## BEGIN Raw data

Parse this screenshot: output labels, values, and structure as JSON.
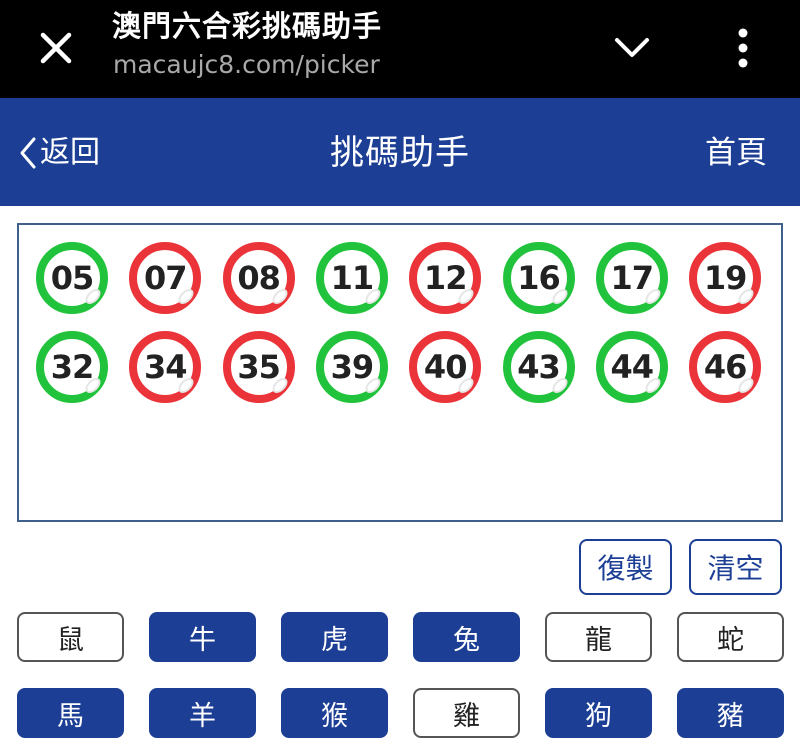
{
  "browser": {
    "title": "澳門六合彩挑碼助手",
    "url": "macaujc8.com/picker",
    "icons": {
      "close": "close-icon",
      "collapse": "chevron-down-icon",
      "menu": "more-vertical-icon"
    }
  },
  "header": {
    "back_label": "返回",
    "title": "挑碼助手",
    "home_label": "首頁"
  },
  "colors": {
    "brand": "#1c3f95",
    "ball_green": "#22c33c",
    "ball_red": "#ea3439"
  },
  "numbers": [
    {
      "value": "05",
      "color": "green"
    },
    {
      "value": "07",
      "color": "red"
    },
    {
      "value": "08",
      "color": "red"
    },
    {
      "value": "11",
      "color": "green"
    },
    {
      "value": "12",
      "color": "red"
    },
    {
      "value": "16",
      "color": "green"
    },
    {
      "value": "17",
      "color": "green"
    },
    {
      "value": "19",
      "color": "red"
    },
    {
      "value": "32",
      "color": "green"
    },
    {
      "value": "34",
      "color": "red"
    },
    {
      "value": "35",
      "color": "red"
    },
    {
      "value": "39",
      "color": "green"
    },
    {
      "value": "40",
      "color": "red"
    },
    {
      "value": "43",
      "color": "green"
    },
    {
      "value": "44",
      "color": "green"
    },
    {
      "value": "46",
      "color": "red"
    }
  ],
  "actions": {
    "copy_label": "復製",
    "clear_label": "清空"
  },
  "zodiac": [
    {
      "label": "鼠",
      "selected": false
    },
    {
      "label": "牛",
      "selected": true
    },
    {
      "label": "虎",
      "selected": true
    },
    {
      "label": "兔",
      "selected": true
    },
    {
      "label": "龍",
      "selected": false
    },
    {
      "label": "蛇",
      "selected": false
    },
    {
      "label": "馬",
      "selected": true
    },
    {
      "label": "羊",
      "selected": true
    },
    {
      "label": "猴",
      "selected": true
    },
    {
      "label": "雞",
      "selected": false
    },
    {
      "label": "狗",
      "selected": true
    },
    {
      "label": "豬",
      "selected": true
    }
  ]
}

## END Raw data
## BEGIN Raw data

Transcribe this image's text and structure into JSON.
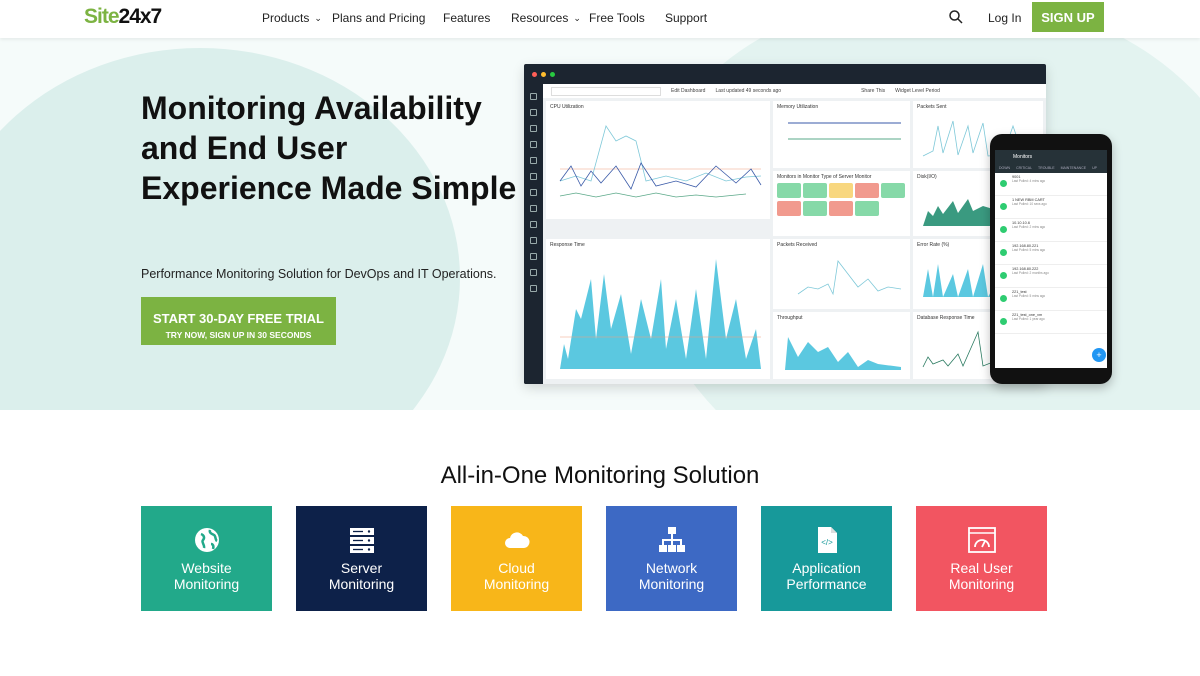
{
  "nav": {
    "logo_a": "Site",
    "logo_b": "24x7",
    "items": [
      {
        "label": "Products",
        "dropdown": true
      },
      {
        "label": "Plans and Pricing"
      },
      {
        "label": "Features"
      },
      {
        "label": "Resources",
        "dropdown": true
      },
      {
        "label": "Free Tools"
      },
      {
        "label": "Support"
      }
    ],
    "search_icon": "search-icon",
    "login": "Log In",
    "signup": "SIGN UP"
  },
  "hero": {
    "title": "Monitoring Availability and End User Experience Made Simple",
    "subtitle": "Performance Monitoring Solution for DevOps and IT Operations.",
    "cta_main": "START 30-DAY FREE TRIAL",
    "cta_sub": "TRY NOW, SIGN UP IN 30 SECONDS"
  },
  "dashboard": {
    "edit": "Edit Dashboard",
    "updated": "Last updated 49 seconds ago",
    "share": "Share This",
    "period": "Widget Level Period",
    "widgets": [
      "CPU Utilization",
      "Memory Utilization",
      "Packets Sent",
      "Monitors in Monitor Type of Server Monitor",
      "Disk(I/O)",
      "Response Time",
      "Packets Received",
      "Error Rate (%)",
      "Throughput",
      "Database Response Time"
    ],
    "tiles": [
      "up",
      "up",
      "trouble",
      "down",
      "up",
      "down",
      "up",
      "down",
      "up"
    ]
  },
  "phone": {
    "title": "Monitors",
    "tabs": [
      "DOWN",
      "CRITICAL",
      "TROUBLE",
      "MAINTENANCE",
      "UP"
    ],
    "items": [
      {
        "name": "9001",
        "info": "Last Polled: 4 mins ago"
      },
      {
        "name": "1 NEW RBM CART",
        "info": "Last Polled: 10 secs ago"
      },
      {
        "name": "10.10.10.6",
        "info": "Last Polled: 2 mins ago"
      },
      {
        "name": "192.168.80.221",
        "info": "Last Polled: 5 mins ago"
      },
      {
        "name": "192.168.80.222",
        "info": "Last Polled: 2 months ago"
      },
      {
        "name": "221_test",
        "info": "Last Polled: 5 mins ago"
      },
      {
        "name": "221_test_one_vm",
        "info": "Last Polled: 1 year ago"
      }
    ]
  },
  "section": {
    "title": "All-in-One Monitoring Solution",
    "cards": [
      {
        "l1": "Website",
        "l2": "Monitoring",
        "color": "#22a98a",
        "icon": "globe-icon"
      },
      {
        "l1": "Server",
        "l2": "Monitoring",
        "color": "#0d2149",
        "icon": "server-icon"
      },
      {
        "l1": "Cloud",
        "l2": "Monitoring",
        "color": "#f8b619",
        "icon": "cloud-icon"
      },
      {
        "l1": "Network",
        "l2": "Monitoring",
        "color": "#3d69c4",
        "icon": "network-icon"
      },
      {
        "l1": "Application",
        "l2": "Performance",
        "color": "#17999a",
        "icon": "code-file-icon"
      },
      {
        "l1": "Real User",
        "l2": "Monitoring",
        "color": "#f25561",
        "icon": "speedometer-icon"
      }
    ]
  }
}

## END Raw data

Return each line in the records that holds the string "name".

        "name": "9001",
        "name": "1 NEW RBM CART",
        "name": "10.10.10.6",
        "name": "192.168.80.221",
        "name": "192.168.80.222",
        "name": "221_test",
        "name": "221_test_one_vm",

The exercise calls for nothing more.